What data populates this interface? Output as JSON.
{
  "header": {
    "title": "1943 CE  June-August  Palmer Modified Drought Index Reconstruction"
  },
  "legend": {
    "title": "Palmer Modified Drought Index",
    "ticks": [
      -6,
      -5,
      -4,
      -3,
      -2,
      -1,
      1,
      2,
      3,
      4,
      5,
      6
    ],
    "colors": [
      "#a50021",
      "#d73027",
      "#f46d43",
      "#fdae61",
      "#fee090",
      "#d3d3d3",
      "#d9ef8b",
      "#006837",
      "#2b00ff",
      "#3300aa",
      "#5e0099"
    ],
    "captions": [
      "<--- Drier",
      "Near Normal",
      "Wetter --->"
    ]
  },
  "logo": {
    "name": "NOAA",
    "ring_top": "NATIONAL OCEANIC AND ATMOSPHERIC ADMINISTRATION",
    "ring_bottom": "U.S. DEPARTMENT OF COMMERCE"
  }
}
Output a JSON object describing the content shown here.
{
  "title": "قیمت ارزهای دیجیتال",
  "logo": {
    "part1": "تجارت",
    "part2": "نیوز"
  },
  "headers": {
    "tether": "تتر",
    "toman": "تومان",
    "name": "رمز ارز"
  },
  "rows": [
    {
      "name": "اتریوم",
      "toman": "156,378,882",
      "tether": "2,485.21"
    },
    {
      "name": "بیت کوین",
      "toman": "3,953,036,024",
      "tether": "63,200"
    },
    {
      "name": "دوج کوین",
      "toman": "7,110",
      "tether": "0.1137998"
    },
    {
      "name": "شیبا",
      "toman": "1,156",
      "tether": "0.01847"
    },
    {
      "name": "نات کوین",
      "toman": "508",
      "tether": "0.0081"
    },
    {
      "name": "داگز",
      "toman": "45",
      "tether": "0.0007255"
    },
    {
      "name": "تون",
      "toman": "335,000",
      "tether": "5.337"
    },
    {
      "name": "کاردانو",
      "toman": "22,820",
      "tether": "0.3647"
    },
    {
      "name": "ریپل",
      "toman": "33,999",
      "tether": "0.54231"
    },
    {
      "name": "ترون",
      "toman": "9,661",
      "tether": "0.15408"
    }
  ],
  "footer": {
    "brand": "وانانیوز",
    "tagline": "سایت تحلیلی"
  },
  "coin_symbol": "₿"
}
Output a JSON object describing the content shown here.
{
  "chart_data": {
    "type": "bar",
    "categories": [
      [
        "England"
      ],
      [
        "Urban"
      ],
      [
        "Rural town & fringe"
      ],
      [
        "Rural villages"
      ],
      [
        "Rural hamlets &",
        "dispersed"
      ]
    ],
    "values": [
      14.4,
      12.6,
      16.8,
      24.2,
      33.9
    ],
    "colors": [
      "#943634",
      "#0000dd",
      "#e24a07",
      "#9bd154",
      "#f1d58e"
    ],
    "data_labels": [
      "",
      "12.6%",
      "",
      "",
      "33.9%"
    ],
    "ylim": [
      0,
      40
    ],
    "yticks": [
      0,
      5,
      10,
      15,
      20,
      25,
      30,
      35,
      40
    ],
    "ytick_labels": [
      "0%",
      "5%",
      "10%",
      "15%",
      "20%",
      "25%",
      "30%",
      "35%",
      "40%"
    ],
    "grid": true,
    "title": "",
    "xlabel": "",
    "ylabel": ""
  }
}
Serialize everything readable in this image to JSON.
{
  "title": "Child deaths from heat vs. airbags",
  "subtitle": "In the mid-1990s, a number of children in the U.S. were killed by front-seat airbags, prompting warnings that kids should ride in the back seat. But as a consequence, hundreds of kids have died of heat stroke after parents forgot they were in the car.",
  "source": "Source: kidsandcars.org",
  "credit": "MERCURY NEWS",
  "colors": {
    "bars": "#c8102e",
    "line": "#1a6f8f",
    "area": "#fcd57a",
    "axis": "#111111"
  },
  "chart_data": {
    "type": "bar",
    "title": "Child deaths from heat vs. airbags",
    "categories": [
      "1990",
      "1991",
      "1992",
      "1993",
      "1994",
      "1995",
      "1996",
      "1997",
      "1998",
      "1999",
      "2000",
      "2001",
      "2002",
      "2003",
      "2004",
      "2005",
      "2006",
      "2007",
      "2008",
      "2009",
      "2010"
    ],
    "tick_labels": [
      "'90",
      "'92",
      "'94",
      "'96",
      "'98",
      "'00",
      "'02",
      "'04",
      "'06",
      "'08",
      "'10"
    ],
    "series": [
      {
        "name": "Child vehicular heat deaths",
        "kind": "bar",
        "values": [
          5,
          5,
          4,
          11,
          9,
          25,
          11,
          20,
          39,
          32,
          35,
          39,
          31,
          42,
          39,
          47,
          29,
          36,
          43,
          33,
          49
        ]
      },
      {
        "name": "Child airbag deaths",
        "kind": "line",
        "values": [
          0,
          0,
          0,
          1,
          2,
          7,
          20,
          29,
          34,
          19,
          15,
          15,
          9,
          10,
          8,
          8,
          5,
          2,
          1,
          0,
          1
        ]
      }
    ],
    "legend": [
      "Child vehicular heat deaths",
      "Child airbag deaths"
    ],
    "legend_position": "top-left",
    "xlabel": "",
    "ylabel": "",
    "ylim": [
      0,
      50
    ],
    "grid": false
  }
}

.....

• Task to carry out:
Your task is to repeat each line of the material exactly.

• The solution:
What data populates this interface? Output as JSON.
{
  "header": {
    "title": "1943 CE  June-August  Palmer Modified Drought Index Reconstruction"
  },
  "legend": {
    "title": "Palmer Modified Drought Index",
    "ticks": [
      -6,
      -5,
      -4,
      -3,
      -2,
      -1,
      1,
      2,
      3,
      4,
      5,
      6
    ],
    "colors": [
      "#a50021",
      "#d73027",
      "#f46d43",
      "#fdae61",
      "#fee090",
      "#d3d3d3",
      "#d9ef8b",
      "#006837",
      "#2b00ff",
      "#3300aa",
      "#5e0099"
    ],
    "captions": [
      "<--- Drier",
      "Near Normal",
      "Wetter --->"
    ]
  },
  "logo": {
    "name": "NOAA",
    "ring_top": "NATIONAL OCEANIC AND ATMOSPHERIC ADMINISTRATION",
    "ring_bottom": "U.S. DEPARTMENT OF COMMERCE"
  }
}
Output a JSON object describing the content shown here.
{
  "title": "قیمت ارزهای دیجیتال",
  "logo": {
    "part1": "تجارت",
    "part2": "نیوز"
  },
  "headers": {
    "tether": "تتر",
    "toman": "تومان",
    "name": "رمز ارز"
  },
  "rows": [
    {
      "name": "اتریوم",
      "toman": "156,378,882",
      "tether": "2,485.21"
    },
    {
      "name": "بیت کوین",
      "toman": "3,953,036,024",
      "tether": "63,200"
    },
    {
      "name": "دوج کوین",
      "toman": "7,110",
      "tether": "0.1137998"
    },
    {
      "name": "شیبا",
      "toman": "1,156",
      "tether": "0.01847"
    },
    {
      "name": "نات کوین",
      "toman": "508",
      "tether": "0.0081"
    },
    {
      "name": "داگز",
      "toman": "45",
      "tether": "0.0007255"
    },
    {
      "name": "تون",
      "toman": "335,000",
      "tether": "5.337"
    },
    {
      "name": "کاردانو",
      "toman": "22,820",
      "tether": "0.3647"
    },
    {
      "name": "ریپل",
      "toman": "33,999",
      "tether": "0.54231"
    },
    {
      "name": "ترون",
      "toman": "9,661",
      "tether": "0.15408"
    }
  ],
  "footer": {
    "brand": "وانانیوز",
    "tagline": "سایت تحلیلی"
  },
  "coin_symbol": "₿"
}
Output a JSON object describing the content shown here.
{
  "chart_data": {
    "type": "bar",
    "categories": [
      [
        "England"
      ],
      [
        "Urban"
      ],
      [
        "Rural town & fringe"
      ],
      [
        "Rural villages"
      ],
      [
        "Rural hamlets &",
        "dispersed"
      ]
    ],
    "values": [
      14.4,
      12.6,
      16.8,
      24.2,
      33.9
    ],
    "colors": [
      "#943634",
      "#0000dd",
      "#e24a07",
      "#9bd154",
      "#f1d58e"
    ],
    "data_labels": [
      "",
      "12.6%",
      "",
      "",
      "33.9%"
    ],
    "ylim": [
      0,
      40
    ],
    "yticks": [
      0,
      5,
      10,
      15,
      20,
      25,
      30,
      35,
      40
    ],
    "ytick_labels": [
      "0%",
      "5%",
      "10%",
      "15%",
      "20%",
      "25%",
      "30%",
      "35%",
      "40%"
    ],
    "grid": true,
    "title": "",
    "xlabel": "",
    "ylabel": ""
  }
}
Serialize everything readable in this image to JSON.
{
  "title": "Child deaths from heat vs. airbags",
  "subtitle": "In the mid-1990s, a number of children in the U.S. were killed by front-seat airbags, prompting warnings that kids should ride in the back seat. But as a consequence, hundreds of kids have died of heat stroke after parents forgot they were in the car.",
  "source": "Source: kidsandcars.org",
  "credit": "MERCURY NEWS",
  "colors": {
    "bars": "#c8102e",
    "line": "#1a6f8f",
    "area": "#fcd57a",
    "axis": "#111111"
  },
  "chart_data": {
    "type": "bar",
    "title": "Child deaths from heat vs. airbags",
    "categories": [
      "1990",
      "1991",
      "1992",
      "1993",
      "1994",
      "1995",
      "1996",
      "1997",
      "1998",
      "1999",
      "2000",
      "2001",
      "2002",
      "2003",
      "2004",
      "2005",
      "2006",
      "2007",
      "2008",
      "2009",
      "2010"
    ],
    "tick_labels": [
      "'90",
      "'92",
      "'94",
      "'96",
      "'98",
      "'00",
      "'02",
      "'04",
      "'06",
      "'08",
      "'10"
    ],
    "series": [
      {
        "name": "Child vehicular heat deaths",
        "kind": "bar",
        "values": [
          5,
          5,
          4,
          11,
          9,
          25,
          11,
          20,
          39,
          32,
          35,
          39,
          31,
          42,
          39,
          47,
          29,
          36,
          43,
          33,
          49
        ]
      },
      {
        "name": "Child airbag deaths",
        "kind": "line",
        "values": [
          0,
          0,
          0,
          1,
          2,
          7,
          20,
          29,
          34,
          19,
          15,
          15,
          9,
          10,
          8,
          8,
          5,
          2,
          1,
          0,
          1
        ]
      }
    ],
    "legend": [
      "Child vehicular heat deaths",
      "Child airbag deaths"
    ],
    "legend_position": "top-left",
    "xlabel": "",
    "ylabel": "",
    "ylim": [
      0,
      50
    ],
    "grid": false
  }
}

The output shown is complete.